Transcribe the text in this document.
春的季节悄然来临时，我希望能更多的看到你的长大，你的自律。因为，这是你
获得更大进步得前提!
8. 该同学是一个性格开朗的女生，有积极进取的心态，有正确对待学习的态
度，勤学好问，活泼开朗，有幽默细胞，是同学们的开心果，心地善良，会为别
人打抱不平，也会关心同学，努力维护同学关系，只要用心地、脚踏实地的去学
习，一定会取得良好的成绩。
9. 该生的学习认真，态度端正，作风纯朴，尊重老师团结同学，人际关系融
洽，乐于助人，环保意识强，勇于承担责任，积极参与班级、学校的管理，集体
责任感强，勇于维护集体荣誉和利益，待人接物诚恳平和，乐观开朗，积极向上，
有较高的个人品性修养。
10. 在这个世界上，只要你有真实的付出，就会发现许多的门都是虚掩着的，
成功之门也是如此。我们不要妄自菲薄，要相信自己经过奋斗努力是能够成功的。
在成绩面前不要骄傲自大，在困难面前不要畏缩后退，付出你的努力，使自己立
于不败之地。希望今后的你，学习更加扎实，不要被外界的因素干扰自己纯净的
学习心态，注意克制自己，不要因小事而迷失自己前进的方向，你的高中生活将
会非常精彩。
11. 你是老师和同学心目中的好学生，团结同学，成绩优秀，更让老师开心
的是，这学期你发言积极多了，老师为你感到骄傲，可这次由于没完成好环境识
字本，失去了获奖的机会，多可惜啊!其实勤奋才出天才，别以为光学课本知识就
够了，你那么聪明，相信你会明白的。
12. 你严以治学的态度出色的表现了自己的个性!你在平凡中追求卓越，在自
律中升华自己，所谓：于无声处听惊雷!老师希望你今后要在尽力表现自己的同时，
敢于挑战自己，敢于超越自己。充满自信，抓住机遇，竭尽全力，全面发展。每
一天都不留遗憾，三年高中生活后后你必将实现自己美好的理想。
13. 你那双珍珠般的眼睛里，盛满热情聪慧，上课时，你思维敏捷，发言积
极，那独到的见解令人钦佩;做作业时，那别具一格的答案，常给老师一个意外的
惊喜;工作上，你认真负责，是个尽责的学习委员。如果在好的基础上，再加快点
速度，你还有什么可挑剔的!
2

:::::

● WHAT THE TASK ASKS
Take the lines above and retype all of them exactly.

● RESULT OF THIS EXERCISE
Transcribe the text in this document.
春的季节悄然来临时，我希望能更多的看到你的长大，你的自律。因为，这是你
获得更大进步得前提!
8. 该同学是一个性格开朗的女生，有积极进取的心态，有正确对待学习的态
度，勤学好问，活泼开朗，有幽默细胞，是同学们的开心果，心地善良，会为别
人打抱不平，也会关心同学，努力维护同学关系，只要用心地、脚踏实地的去学
习，一定会取得良好的成绩。
9. 该生的学习认真，态度端正，作风纯朴，尊重老师团结同学，人际关系融
洽，乐于助人，环保意识强，勇于承担责任，积极参与班级、学校的管理，集体
责任感强，勇于维护集体荣誉和利益，待人接物诚恳平和，乐观开朗，积极向上，
有较高的个人品性修养。
10. 在这个世界上，只要你有真实的付出，就会发现许多的门都是虚掩着的，
成功之门也是如此。我们不要妄自菲薄，要相信自己经过奋斗努力是能够成功的。
在成绩面前不要骄傲自大，在困难面前不要畏缩后退，付出你的努力，使自己立
于不败之地。希望今后的你，学习更加扎实，不要被外界的因素干扰自己纯净的
学习心态，注意克制自己，不要因小事而迷失自己前进的方向，你的高中生活将
会非常精彩。
11. 你是老师和同学心目中的好学生，团结同学，成绩优秀，更让老师开心
的是，这学期你发言积极多了，老师为你感到骄傲，可这次由于没完成好环境识
字本，失去了获奖的机会，多可惜啊!其实勤奋才出天才，别以为光学课本知识就
够了，你那么聪明，相信你会明白的。
12. 你严以治学的态度出色的表现了自己的个性!你在平凡中追求卓越，在自
律中升华自己，所谓：于无声处听惊雷!老师希望你今后要在尽力表现自己的同时，
敢于挑战自己，敢于超越自己。充满自信，抓住机遇，竭尽全力，全面发展。每
一天都不留遗憾，三年高中生活后后你必将实现自己美好的理想。
13. 你那双珍珠般的眼睛里，盛满热情聪慧，上课时，你思维敏捷，发言积
极，那独到的见解令人钦佩;做作业时，那别具一格的答案，常给老师一个意外的
惊喜;工作上，你认真负责，是个尽责的学习委员。如果在好的基础上，再加快点
速度，你还有什么可挑剔的!
2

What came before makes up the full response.